* Do this *
Please copy every line of the records below that holds the word "رسول".
######
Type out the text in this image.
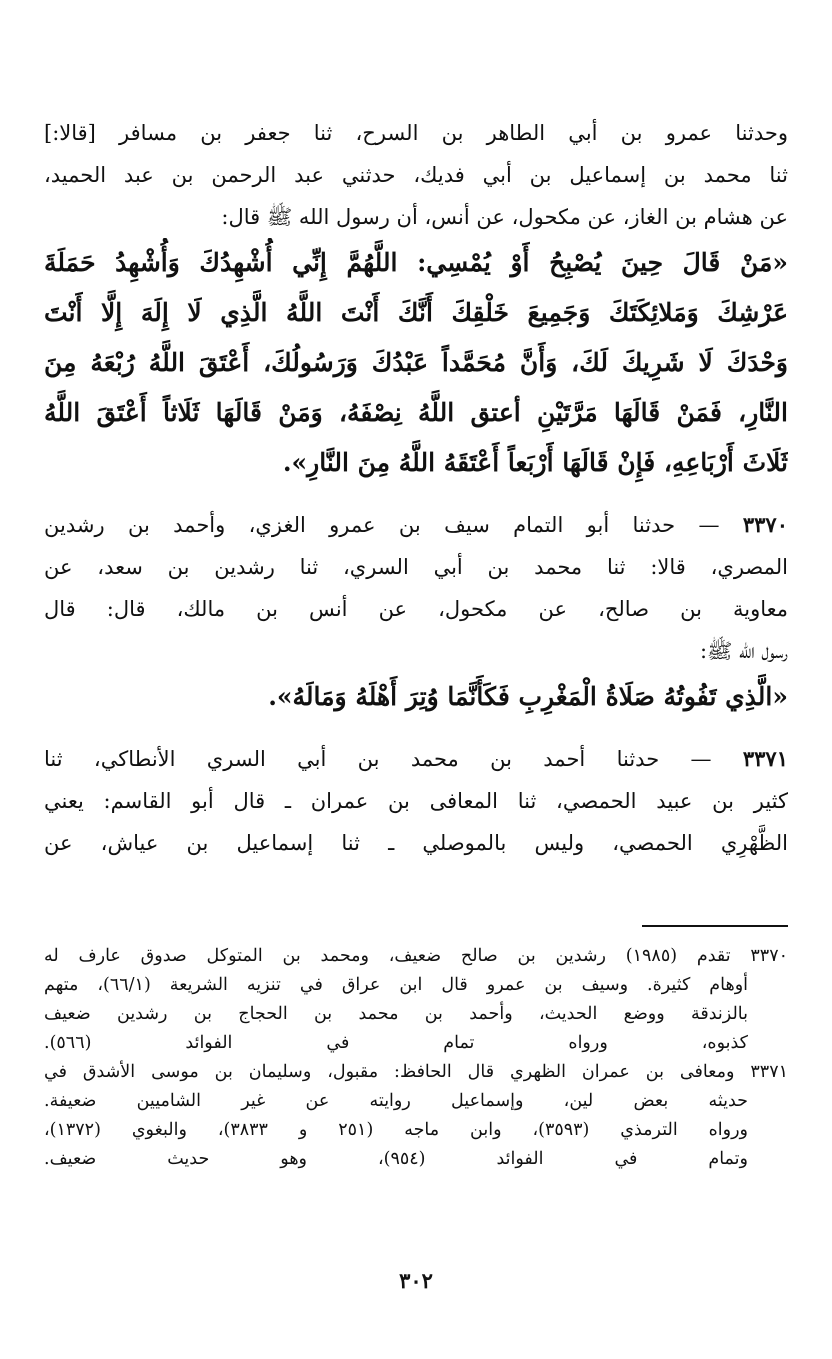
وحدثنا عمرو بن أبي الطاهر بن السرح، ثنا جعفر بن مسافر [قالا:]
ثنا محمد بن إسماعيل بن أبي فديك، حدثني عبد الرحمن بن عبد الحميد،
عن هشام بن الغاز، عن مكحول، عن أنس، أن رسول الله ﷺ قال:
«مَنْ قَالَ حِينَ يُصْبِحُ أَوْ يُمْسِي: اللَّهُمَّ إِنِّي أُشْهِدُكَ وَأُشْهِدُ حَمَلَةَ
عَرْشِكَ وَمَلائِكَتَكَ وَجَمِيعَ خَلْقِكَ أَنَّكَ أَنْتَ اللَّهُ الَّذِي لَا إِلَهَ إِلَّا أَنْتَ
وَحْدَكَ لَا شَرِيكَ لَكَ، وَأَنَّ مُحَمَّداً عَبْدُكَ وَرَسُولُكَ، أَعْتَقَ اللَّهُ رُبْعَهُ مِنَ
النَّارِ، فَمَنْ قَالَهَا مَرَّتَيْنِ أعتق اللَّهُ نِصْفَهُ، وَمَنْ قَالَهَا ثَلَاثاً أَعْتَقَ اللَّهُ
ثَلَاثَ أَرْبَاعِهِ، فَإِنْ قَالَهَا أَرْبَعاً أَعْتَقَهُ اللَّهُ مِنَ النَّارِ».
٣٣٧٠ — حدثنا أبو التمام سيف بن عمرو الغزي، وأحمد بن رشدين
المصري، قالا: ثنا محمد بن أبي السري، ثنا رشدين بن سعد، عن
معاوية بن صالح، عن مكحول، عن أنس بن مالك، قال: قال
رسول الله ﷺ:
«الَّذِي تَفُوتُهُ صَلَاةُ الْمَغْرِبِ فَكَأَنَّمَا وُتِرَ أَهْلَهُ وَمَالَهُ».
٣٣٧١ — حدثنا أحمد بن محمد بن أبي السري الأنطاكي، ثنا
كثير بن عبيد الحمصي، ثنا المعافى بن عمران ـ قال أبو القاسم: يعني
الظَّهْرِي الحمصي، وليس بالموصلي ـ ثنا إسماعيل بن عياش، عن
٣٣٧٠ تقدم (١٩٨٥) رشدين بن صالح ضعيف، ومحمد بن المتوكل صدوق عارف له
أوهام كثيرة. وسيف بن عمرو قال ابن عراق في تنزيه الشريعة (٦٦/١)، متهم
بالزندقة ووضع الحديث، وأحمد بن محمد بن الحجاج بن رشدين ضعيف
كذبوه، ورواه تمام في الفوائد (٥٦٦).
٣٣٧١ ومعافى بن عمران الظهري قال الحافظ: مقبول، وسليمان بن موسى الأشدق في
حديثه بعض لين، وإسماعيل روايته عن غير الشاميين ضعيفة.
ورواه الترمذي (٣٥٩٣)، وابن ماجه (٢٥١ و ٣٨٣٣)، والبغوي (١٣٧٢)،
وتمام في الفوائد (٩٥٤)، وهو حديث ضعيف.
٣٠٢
######
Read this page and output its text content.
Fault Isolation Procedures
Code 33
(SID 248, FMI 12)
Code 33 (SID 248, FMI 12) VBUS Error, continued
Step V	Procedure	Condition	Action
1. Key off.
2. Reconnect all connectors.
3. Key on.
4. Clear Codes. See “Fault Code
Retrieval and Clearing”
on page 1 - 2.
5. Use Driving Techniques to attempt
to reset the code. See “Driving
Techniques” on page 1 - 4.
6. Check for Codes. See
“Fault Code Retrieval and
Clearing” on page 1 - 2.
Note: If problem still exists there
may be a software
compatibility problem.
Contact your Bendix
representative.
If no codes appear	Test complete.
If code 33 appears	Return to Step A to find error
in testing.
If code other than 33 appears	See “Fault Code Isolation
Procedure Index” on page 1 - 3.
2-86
######
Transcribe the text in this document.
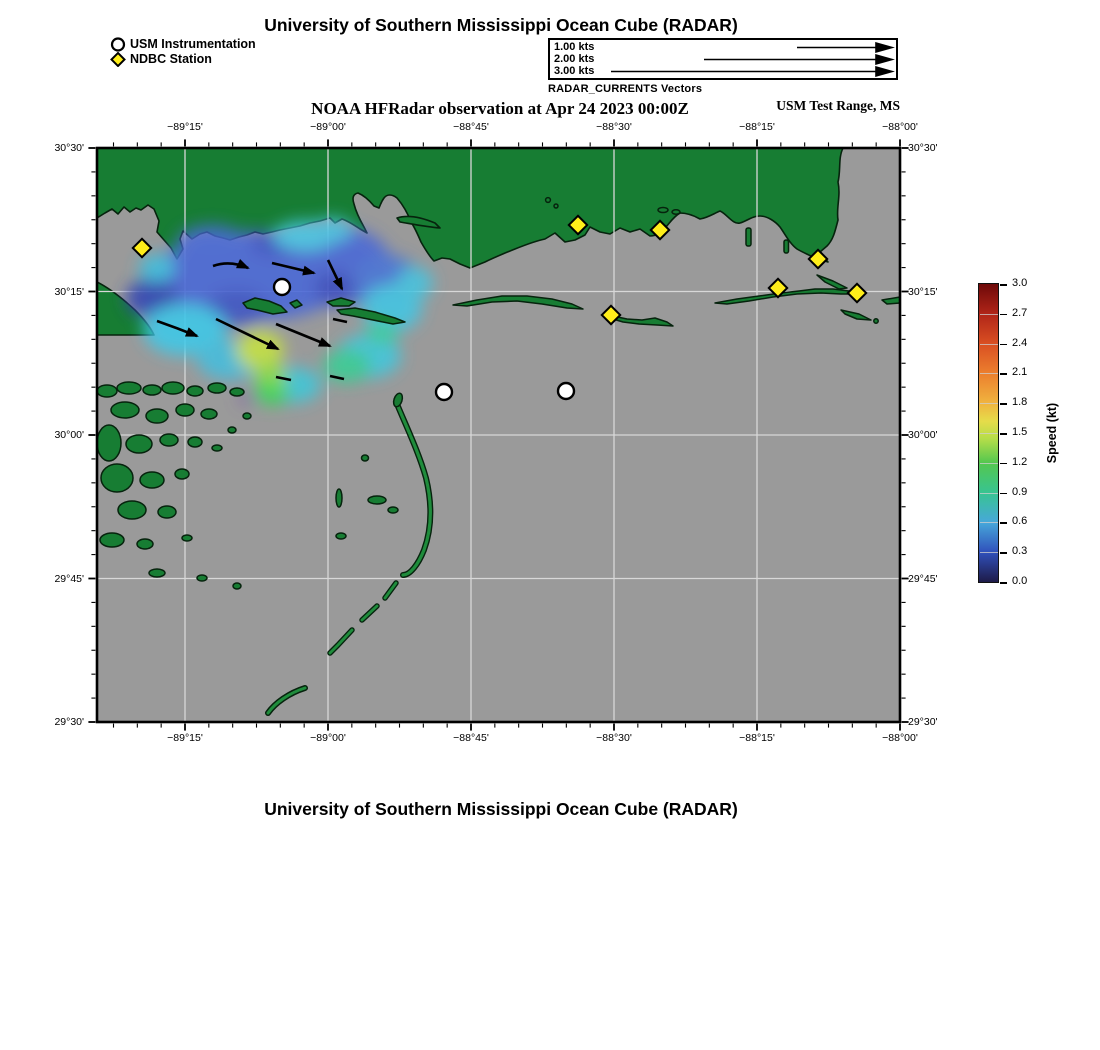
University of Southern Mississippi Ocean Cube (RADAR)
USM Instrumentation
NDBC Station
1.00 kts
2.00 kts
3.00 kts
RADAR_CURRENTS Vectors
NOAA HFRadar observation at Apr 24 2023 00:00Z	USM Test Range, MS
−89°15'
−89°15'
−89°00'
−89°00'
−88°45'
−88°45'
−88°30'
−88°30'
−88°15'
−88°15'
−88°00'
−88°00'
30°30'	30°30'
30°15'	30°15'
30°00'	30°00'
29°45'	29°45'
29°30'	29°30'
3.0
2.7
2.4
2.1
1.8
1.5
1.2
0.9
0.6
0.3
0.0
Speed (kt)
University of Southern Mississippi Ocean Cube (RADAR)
######
* Task output *
عن هشام بن الغاز، عن مكحول، عن أنس، أن رسول الله ﷺ قال:
رسول الله ﷺ:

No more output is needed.